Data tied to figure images
# # # # # # #

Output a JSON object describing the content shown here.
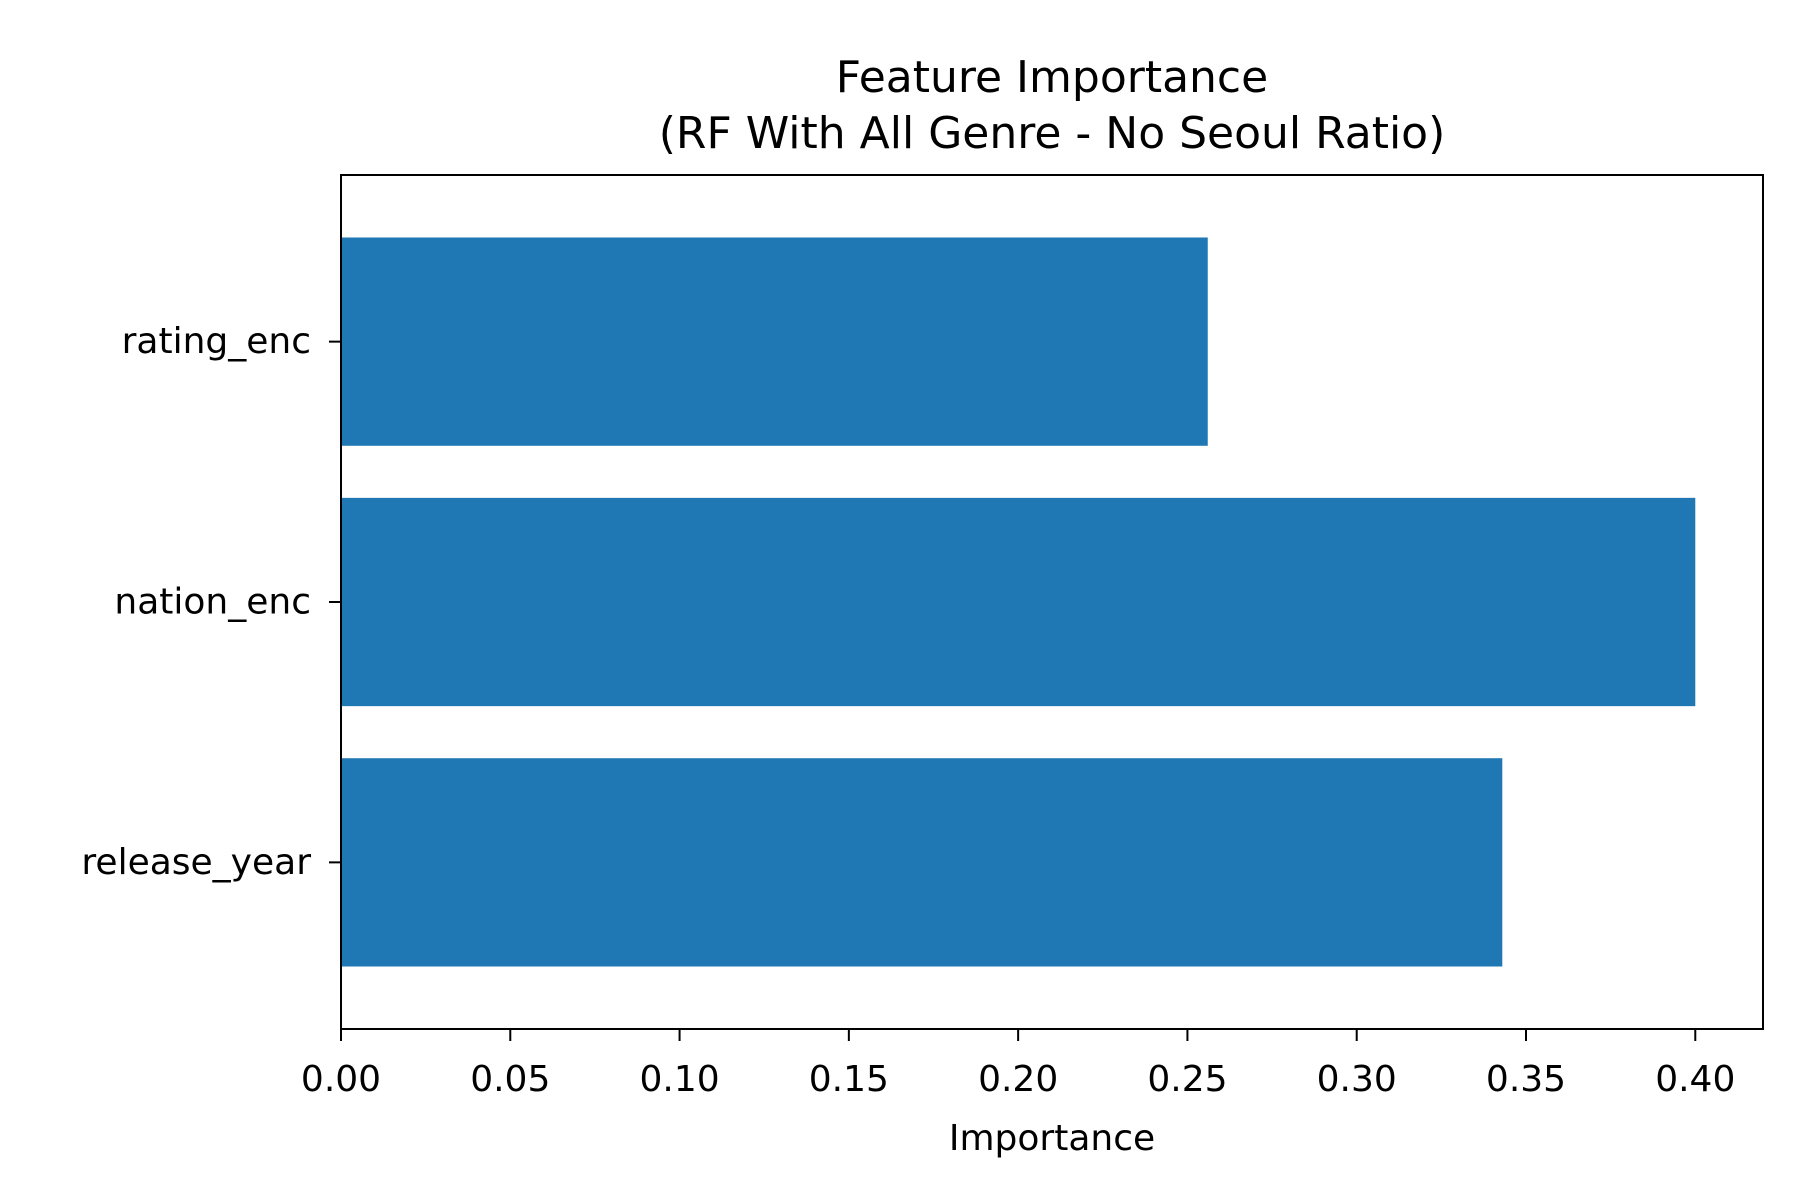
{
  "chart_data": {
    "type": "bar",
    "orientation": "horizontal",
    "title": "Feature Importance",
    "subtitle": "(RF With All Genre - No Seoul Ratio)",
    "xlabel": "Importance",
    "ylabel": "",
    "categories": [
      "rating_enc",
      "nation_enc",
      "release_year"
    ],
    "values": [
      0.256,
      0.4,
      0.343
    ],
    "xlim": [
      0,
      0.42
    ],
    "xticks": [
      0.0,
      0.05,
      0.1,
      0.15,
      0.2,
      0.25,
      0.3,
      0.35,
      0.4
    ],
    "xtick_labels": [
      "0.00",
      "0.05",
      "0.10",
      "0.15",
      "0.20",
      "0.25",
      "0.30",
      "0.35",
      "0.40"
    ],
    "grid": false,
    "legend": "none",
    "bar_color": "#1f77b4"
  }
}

# # # # # # #

◆ EXERCISE DESCRIPTION: Copy every line that contains the string "Importance".

◆ OUTPUT:
    "title": "Feature Importance",
    "xlabel": "Importance",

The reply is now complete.